## Supplied records:

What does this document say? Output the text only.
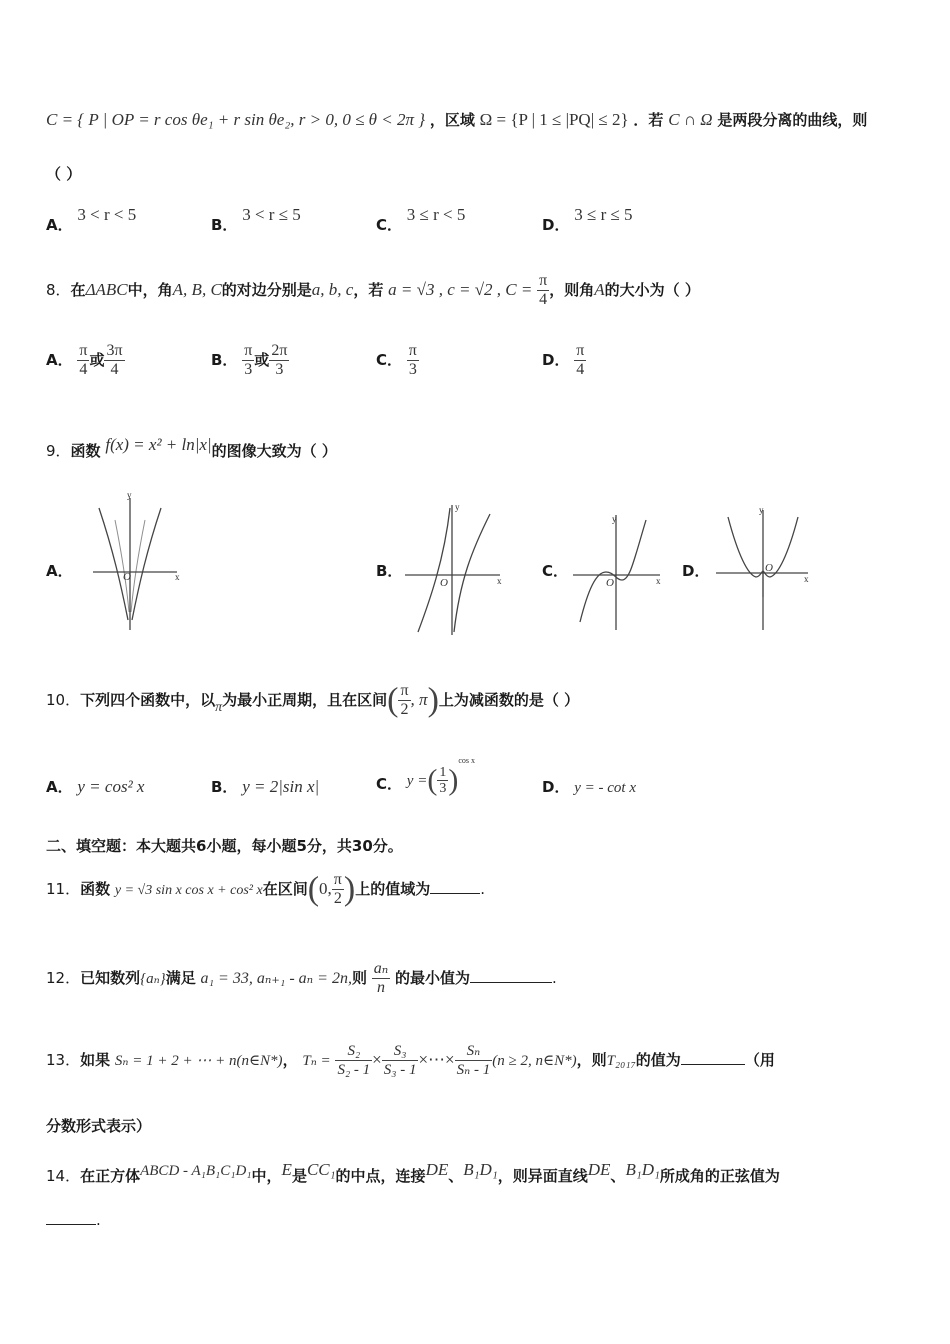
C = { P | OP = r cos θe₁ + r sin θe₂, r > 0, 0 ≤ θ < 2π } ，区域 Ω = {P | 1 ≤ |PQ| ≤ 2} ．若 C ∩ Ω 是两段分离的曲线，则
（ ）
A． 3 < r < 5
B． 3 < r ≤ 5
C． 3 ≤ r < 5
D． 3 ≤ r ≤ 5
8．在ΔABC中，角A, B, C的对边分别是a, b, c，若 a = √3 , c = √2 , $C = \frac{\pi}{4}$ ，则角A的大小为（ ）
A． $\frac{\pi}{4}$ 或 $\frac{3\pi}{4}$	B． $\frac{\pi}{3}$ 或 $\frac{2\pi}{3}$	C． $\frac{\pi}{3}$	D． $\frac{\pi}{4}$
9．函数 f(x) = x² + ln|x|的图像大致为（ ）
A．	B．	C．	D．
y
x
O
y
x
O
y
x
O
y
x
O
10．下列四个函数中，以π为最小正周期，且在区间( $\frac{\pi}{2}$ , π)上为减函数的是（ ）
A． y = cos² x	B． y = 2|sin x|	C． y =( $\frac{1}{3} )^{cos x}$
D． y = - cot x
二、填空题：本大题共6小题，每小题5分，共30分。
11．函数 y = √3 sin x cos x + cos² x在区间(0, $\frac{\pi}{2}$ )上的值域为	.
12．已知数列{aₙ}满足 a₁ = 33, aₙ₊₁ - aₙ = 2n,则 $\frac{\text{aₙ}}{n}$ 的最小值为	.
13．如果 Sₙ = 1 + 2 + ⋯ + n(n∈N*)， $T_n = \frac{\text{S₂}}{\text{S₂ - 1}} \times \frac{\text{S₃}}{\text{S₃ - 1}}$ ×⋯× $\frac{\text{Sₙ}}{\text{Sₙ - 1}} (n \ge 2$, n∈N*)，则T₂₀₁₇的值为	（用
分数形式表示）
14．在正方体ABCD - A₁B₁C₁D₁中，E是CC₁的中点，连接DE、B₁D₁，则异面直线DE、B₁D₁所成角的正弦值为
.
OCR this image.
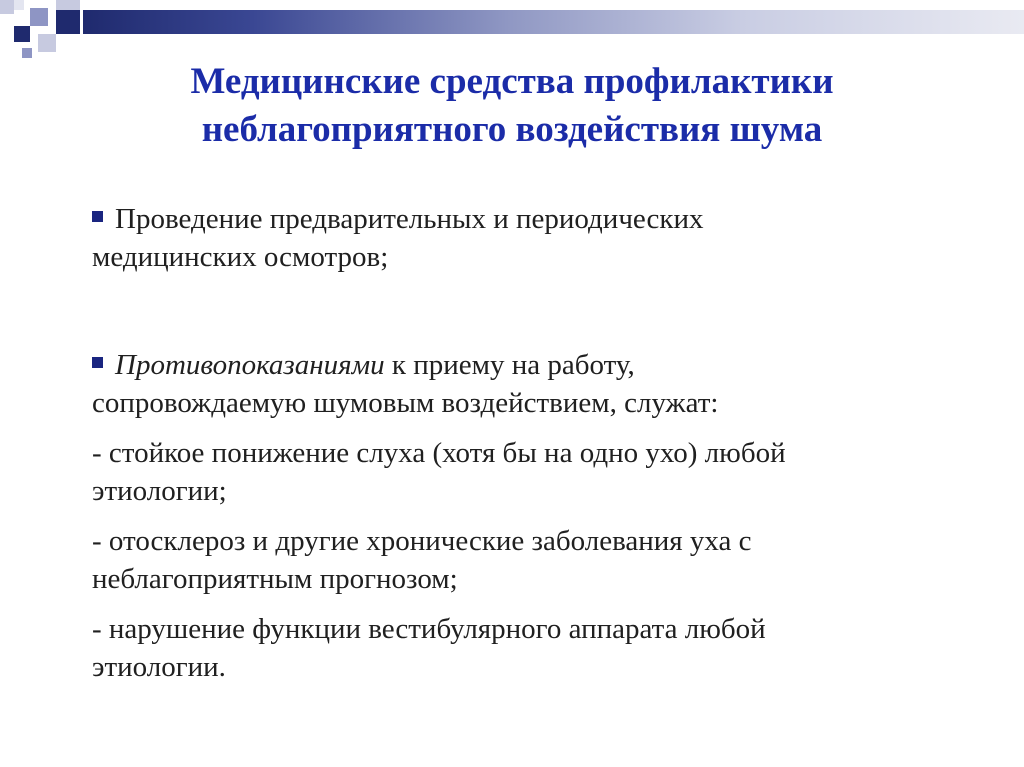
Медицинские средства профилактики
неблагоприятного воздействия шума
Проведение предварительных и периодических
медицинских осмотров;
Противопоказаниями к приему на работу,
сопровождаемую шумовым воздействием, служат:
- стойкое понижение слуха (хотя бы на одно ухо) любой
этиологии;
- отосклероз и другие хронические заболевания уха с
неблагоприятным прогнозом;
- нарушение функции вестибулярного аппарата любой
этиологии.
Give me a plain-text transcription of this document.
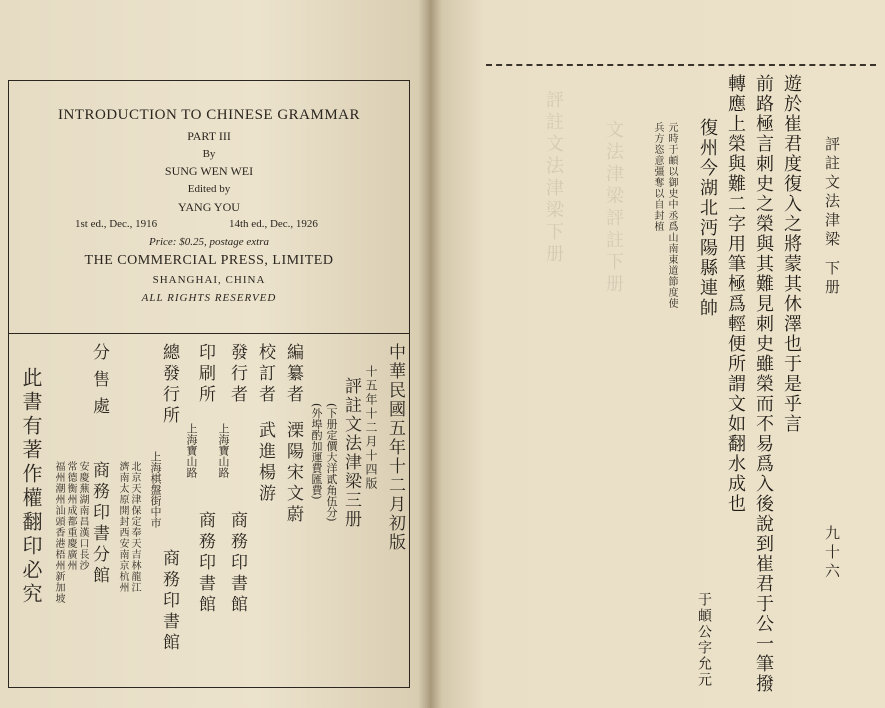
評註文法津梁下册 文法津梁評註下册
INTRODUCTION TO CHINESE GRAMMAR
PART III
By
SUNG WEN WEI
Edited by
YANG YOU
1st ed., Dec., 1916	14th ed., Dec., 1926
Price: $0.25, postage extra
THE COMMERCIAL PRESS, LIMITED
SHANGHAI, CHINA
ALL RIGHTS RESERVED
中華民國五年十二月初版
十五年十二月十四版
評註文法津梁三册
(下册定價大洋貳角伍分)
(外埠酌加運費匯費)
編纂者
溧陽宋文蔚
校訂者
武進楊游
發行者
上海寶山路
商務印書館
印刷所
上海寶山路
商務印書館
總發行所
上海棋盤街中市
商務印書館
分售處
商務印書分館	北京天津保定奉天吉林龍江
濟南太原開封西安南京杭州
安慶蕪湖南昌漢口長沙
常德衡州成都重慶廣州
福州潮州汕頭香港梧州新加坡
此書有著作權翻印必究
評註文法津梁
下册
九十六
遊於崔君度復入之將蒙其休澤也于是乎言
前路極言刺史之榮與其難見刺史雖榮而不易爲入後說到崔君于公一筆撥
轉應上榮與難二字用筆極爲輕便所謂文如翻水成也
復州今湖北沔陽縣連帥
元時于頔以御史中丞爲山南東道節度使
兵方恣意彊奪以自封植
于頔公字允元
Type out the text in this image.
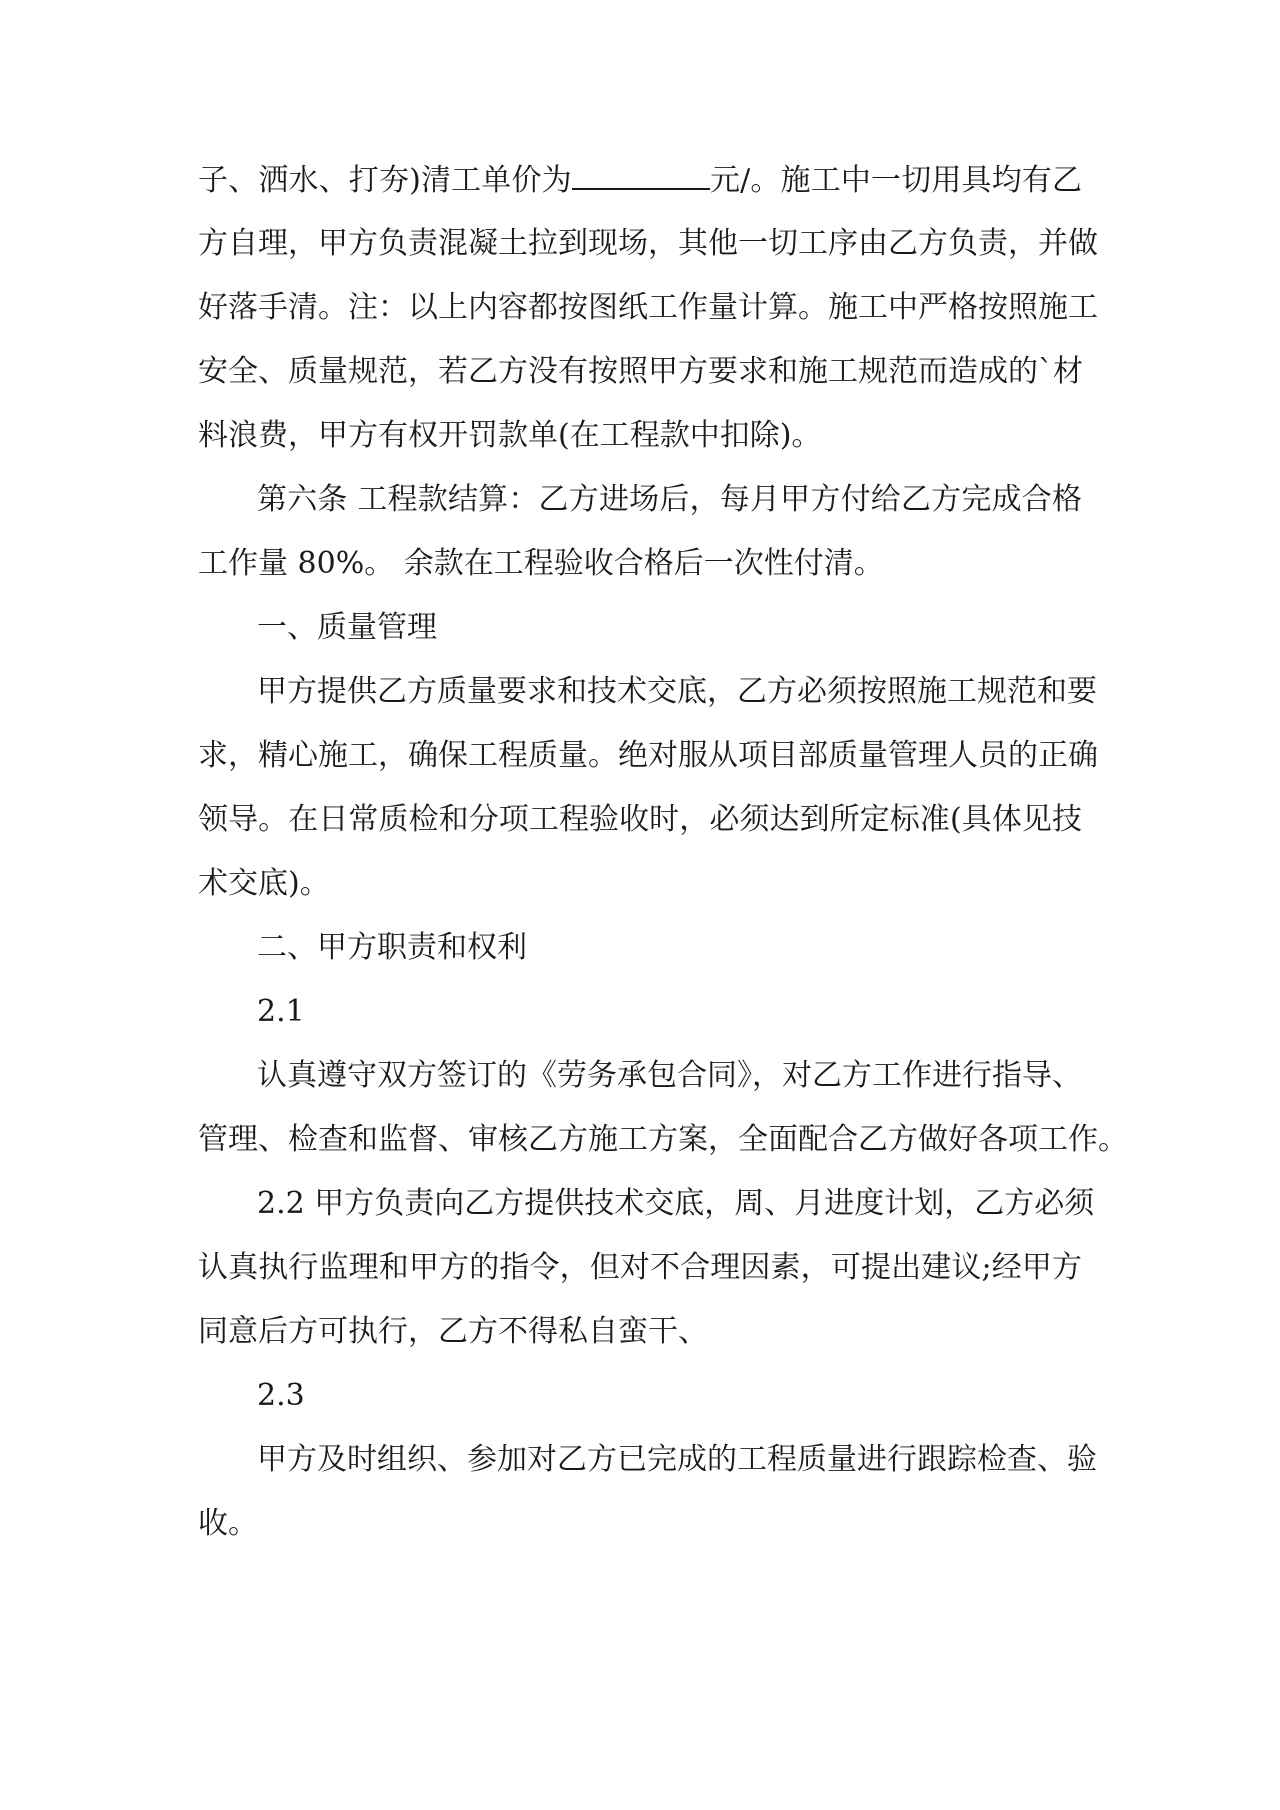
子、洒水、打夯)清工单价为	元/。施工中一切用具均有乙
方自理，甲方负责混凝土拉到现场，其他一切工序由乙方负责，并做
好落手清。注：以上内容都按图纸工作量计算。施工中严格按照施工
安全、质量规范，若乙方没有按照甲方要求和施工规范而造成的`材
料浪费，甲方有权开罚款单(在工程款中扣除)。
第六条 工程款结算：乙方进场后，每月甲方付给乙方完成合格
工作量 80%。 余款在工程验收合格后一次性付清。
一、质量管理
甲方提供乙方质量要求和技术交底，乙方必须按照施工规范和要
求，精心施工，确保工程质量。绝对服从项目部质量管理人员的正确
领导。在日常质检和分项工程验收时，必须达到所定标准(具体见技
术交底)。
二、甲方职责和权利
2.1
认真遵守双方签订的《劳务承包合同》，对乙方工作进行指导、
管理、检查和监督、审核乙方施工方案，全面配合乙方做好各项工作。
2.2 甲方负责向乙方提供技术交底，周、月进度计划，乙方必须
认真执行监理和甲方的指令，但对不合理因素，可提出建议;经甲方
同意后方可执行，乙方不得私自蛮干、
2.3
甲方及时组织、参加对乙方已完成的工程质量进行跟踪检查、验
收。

## Short problem:
Using the listing above, pull out all lines that hold the word "document".

## Result:
What does this document say? Output the text only.
Give me a plain-text transcription of this document.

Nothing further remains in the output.